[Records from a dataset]
※ ※ ※
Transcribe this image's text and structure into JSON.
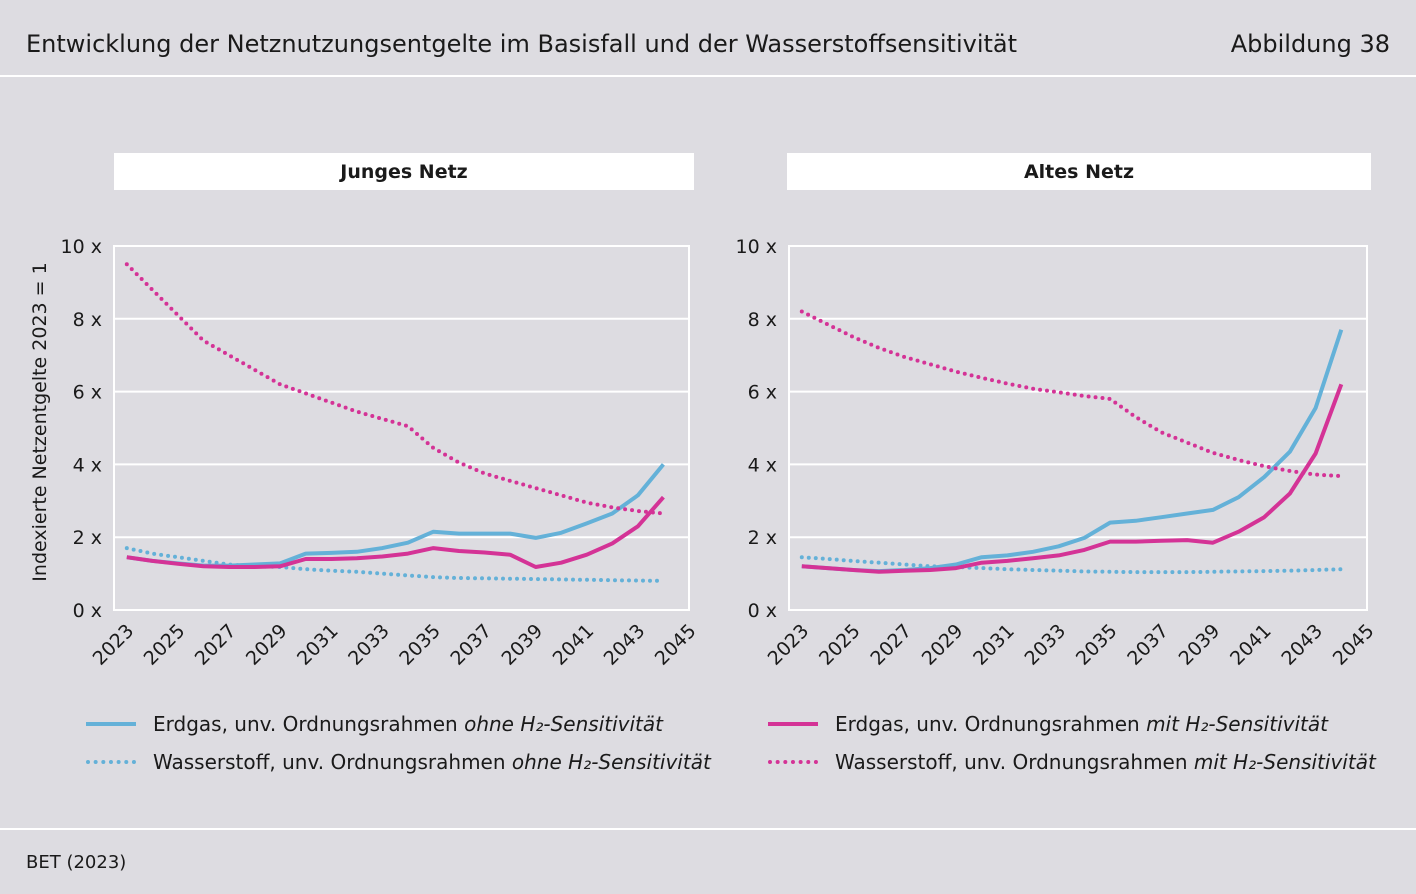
{
  "header": {
    "title": "Entwicklung der Netznutzungsentgelte im Basisfall und der Wasserstoffsensitivität",
    "figure_label": "Abbildung 38"
  },
  "footer": {
    "source": "BET (2023)"
  },
  "legend": [
    {
      "text": "Erdgas, unv. Ordnungsrahmen ",
      "em": "ohne H₂-Sensitivität"
    },
    {
      "text": "Wasserstoff, unv. Ordnungsrahmen ",
      "em": "ohne H₂-Sensitivität"
    },
    {
      "text": "Erdgas, unv. Ordnungsrahmen ",
      "em": "mit H₂-Sensitivität"
    },
    {
      "text": "Wasserstoff, unv. Ordnungsrahmen ",
      "em": "mit H₂-Sensitivität"
    }
  ],
  "colors": {
    "blue": "#64b1d8",
    "pink": "#d43396",
    "grid": "#ffffff",
    "background": "#dddce1"
  },
  "chart_data": [
    {
      "type": "line",
      "title": "Junges Netz",
      "ylabel": "Indexierte Netzentgelte 2023 = 1",
      "ylim": [
        0,
        10
      ],
      "yticks": [
        0,
        2,
        4,
        6,
        8,
        10
      ],
      "ytick_labels": [
        "0 x",
        "2 x",
        "4 x",
        "6 x",
        "8 x",
        "10 x"
      ],
      "xlim": [
        2022.5,
        2045
      ],
      "xtick_labels": [
        "2023",
        "2025",
        "2027",
        "2029",
        "2031",
        "2033",
        "2035",
        "2037",
        "2039",
        "2041",
        "2043",
        "2045"
      ],
      "x": [
        2023,
        2024,
        2025,
        2026,
        2027,
        2028,
        2029,
        2030,
        2031,
        2032,
        2033,
        2034,
        2035,
        2036,
        2037,
        2038,
        2039,
        2040,
        2041,
        2042,
        2043,
        2044
      ],
      "series": [
        {
          "name": "Erdgas ohne H₂",
          "style": "solid",
          "color": "#64b1d8",
          "values": [
            1.45,
            1.35,
            1.28,
            1.22,
            1.22,
            1.25,
            1.28,
            1.55,
            1.57,
            1.6,
            1.7,
            1.85,
            2.15,
            2.1,
            2.1,
            2.1,
            1.98,
            2.12,
            2.38,
            2.65,
            3.15,
            4.0
          ]
        },
        {
          "name": "Wasserstoff ohne H₂",
          "style": "dotted",
          "color": "#64b1d8",
          "values": [
            1.7,
            1.55,
            1.45,
            1.35,
            1.25,
            1.2,
            1.18,
            1.12,
            1.08,
            1.05,
            1.0,
            0.95,
            0.9,
            0.88,
            0.87,
            0.86,
            0.85,
            0.84,
            0.83,
            0.82,
            0.81,
            0.8
          ]
        },
        {
          "name": "Erdgas mit H₂",
          "style": "solid",
          "color": "#d43396",
          "values": [
            1.45,
            1.35,
            1.27,
            1.2,
            1.18,
            1.18,
            1.2,
            1.4,
            1.4,
            1.42,
            1.47,
            1.55,
            1.7,
            1.62,
            1.58,
            1.52,
            1.18,
            1.3,
            1.52,
            1.83,
            2.3,
            3.1
          ]
        },
        {
          "name": "Wasserstoff mit H₂",
          "style": "dotted",
          "color": "#d43396",
          "values": [
            9.5,
            8.8,
            8.1,
            7.4,
            7.0,
            6.6,
            6.2,
            5.95,
            5.7,
            5.45,
            5.25,
            5.05,
            4.45,
            4.05,
            3.75,
            3.55,
            3.35,
            3.15,
            2.95,
            2.82,
            2.72,
            2.65
          ]
        }
      ]
    },
    {
      "type": "line",
      "title": "Altes Netz",
      "ylim": [
        0,
        10
      ],
      "yticks": [
        0,
        2,
        4,
        6,
        8,
        10
      ],
      "ytick_labels": [
        "0 x",
        "2 x",
        "4 x",
        "6 x",
        "8 x",
        "10 x"
      ],
      "xlim": [
        2022.5,
        2045
      ],
      "xtick_labels": [
        "2023",
        "2025",
        "2027",
        "2029",
        "2031",
        "2033",
        "2035",
        "2037",
        "2039",
        "2041",
        "2043",
        "2045"
      ],
      "x": [
        2023,
        2024,
        2025,
        2026,
        2027,
        2028,
        2029,
        2030,
        2031,
        2032,
        2033,
        2034,
        2035,
        2036,
        2037,
        2038,
        2039,
        2040,
        2041,
        2042,
        2043,
        2044
      ],
      "series": [
        {
          "name": "Erdgas ohne H₂",
          "style": "solid",
          "color": "#64b1d8",
          "values": [
            1.2,
            1.15,
            1.1,
            1.07,
            1.1,
            1.15,
            1.25,
            1.45,
            1.5,
            1.6,
            1.75,
            1.98,
            2.4,
            2.45,
            2.55,
            2.65,
            2.75,
            3.1,
            3.65,
            4.35,
            5.55,
            7.7
          ]
        },
        {
          "name": "Wasserstoff ohne H₂",
          "style": "dotted",
          "color": "#64b1d8",
          "values": [
            1.45,
            1.4,
            1.35,
            1.3,
            1.25,
            1.2,
            1.18,
            1.15,
            1.12,
            1.1,
            1.08,
            1.06,
            1.05,
            1.04,
            1.04,
            1.04,
            1.05,
            1.06,
            1.07,
            1.08,
            1.1,
            1.12
          ]
        },
        {
          "name": "Erdgas mit H₂",
          "style": "solid",
          "color": "#d43396",
          "values": [
            1.2,
            1.15,
            1.1,
            1.05,
            1.08,
            1.1,
            1.15,
            1.3,
            1.35,
            1.42,
            1.5,
            1.65,
            1.88,
            1.88,
            1.9,
            1.92,
            1.85,
            2.15,
            2.55,
            3.2,
            4.3,
            6.2
          ]
        },
        {
          "name": "Wasserstoff mit H₂",
          "style": "dotted",
          "color": "#d43396",
          "values": [
            8.2,
            7.85,
            7.5,
            7.2,
            6.95,
            6.75,
            6.55,
            6.38,
            6.22,
            6.08,
            5.98,
            5.88,
            5.8,
            5.3,
            4.88,
            4.6,
            4.32,
            4.12,
            3.95,
            3.82,
            3.72,
            3.68
          ]
        }
      ]
    }
  ]
}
※ ※ ※
**THE PROBLEM**
Quote the preceding listing precisely and completely, omitting its images.

**CORRECT RESPONSE**
Transcribe this image's text and structure into JSON.
{
  "header": {
    "title": "Entwicklung der Netznutzungsentgelte im Basisfall und der Wasserstoffsensitivität",
    "figure_label": "Abbildung 38"
  },
  "footer": {
    "source": "BET (2023)"
  },
  "legend": [
    {
      "text": "Erdgas, unv. Ordnungsrahmen ",
      "em": "ohne H₂-Sensitivität"
    },
    {
      "text": "Wasserstoff, unv. Ordnungsrahmen ",
      "em": "ohne H₂-Sensitivität"
    },
    {
      "text": "Erdgas, unv. Ordnungsrahmen ",
      "em": "mit H₂-Sensitivität"
    },
    {
      "text": "Wasserstoff, unv. Ordnungsrahmen ",
      "em": "mit H₂-Sensitivität"
    }
  ],
  "colors": {
    "blue": "#64b1d8",
    "pink": "#d43396",
    "grid": "#ffffff",
    "background": "#dddce1"
  },
  "chart_data": [
    {
      "type": "line",
      "title": "Junges Netz",
      "ylabel": "Indexierte Netzentgelte 2023 = 1",
      "ylim": [
        0,
        10
      ],
      "yticks": [
        0,
        2,
        4,
        6,
        8,
        10
      ],
      "ytick_labels": [
        "0 x",
        "2 x",
        "4 x",
        "6 x",
        "8 x",
        "10 x"
      ],
      "xlim": [
        2022.5,
        2045
      ],
      "xtick_labels": [
        "2023",
        "2025",
        "2027",
        "2029",
        "2031",
        "2033",
        "2035",
        "2037",
        "2039",
        "2041",
        "2043",
        "2045"
      ],
      "x": [
        2023,
        2024,
        2025,
        2026,
        2027,
        2028,
        2029,
        2030,
        2031,
        2032,
        2033,
        2034,
        2035,
        2036,
        2037,
        2038,
        2039,
        2040,
        2041,
        2042,
        2043,
        2044
      ],
      "series": [
        {
          "name": "Erdgas ohne H₂",
          "style": "solid",
          "color": "#64b1d8",
          "values": [
            1.45,
            1.35,
            1.28,
            1.22,
            1.22,
            1.25,
            1.28,
            1.55,
            1.57,
            1.6,
            1.7,
            1.85,
            2.15,
            2.1,
            2.1,
            2.1,
            1.98,
            2.12,
            2.38,
            2.65,
            3.15,
            4.0
          ]
        },
        {
          "name": "Wasserstoff ohne H₂",
          "style": "dotted",
          "color": "#64b1d8",
          "values": [
            1.7,
            1.55,
            1.45,
            1.35,
            1.25,
            1.2,
            1.18,
            1.12,
            1.08,
            1.05,
            1.0,
            0.95,
            0.9,
            0.88,
            0.87,
            0.86,
            0.85,
            0.84,
            0.83,
            0.82,
            0.81,
            0.8
          ]
        },
        {
          "name": "Erdgas mit H₂",
          "style": "solid",
          "color": "#d43396",
          "values": [
            1.45,
            1.35,
            1.27,
            1.2,
            1.18,
            1.18,
            1.2,
            1.4,
            1.4,
            1.42,
            1.47,
            1.55,
            1.7,
            1.62,
            1.58,
            1.52,
            1.18,
            1.3,
            1.52,
            1.83,
            2.3,
            3.1
          ]
        },
        {
          "name": "Wasserstoff mit H₂",
          "style": "dotted",
          "color": "#d43396",
          "values": [
            9.5,
            8.8,
            8.1,
            7.4,
            7.0,
            6.6,
            6.2,
            5.95,
            5.7,
            5.45,
            5.25,
            5.05,
            4.45,
            4.05,
            3.75,
            3.55,
            3.35,
            3.15,
            2.95,
            2.82,
            2.72,
            2.65
          ]
        }
      ]
    },
    {
      "type": "line",
      "title": "Altes Netz",
      "ylim": [
        0,
        10
      ],
      "yticks": [
        0,
        2,
        4,
        6,
        8,
        10
      ],
      "ytick_labels": [
        "0 x",
        "2 x",
        "4 x",
        "6 x",
        "8 x",
        "10 x"
      ],
      "xlim": [
        2022.5,
        2045
      ],
      "xtick_labels": [
        "2023",
        "2025",
        "2027",
        "2029",
        "2031",
        "2033",
        "2035",
        "2037",
        "2039",
        "2041",
        "2043",
        "2045"
      ],
      "x": [
        2023,
        2024,
        2025,
        2026,
        2027,
        2028,
        2029,
        2030,
        2031,
        2032,
        2033,
        2034,
        2035,
        2036,
        2037,
        2038,
        2039,
        2040,
        2041,
        2042,
        2043,
        2044
      ],
      "series": [
        {
          "name": "Erdgas ohne H₂",
          "style": "solid",
          "color": "#64b1d8",
          "values": [
            1.2,
            1.15,
            1.1,
            1.07,
            1.1,
            1.15,
            1.25,
            1.45,
            1.5,
            1.6,
            1.75,
            1.98,
            2.4,
            2.45,
            2.55,
            2.65,
            2.75,
            3.1,
            3.65,
            4.35,
            5.55,
            7.7
          ]
        },
        {
          "name": "Wasserstoff ohne H₂",
          "style": "dotted",
          "color": "#64b1d8",
          "values": [
            1.45,
            1.4,
            1.35,
            1.3,
            1.25,
            1.2,
            1.18,
            1.15,
            1.12,
            1.1,
            1.08,
            1.06,
            1.05,
            1.04,
            1.04,
            1.04,
            1.05,
            1.06,
            1.07,
            1.08,
            1.1,
            1.12
          ]
        },
        {
          "name": "Erdgas mit H₂",
          "style": "solid",
          "color": "#d43396",
          "values": [
            1.2,
            1.15,
            1.1,
            1.05,
            1.08,
            1.1,
            1.15,
            1.3,
            1.35,
            1.42,
            1.5,
            1.65,
            1.88,
            1.88,
            1.9,
            1.92,
            1.85,
            2.15,
            2.55,
            3.2,
            4.3,
            6.2
          ]
        },
        {
          "name": "Wasserstoff mit H₂",
          "style": "dotted",
          "color": "#d43396",
          "values": [
            8.2,
            7.85,
            7.5,
            7.2,
            6.95,
            6.75,
            6.55,
            6.38,
            6.22,
            6.08,
            5.98,
            5.88,
            5.8,
            5.3,
            4.88,
            4.6,
            4.32,
            4.12,
            3.95,
            3.82,
            3.72,
            3.68
          ]
        }
      ]
    }
  ]
}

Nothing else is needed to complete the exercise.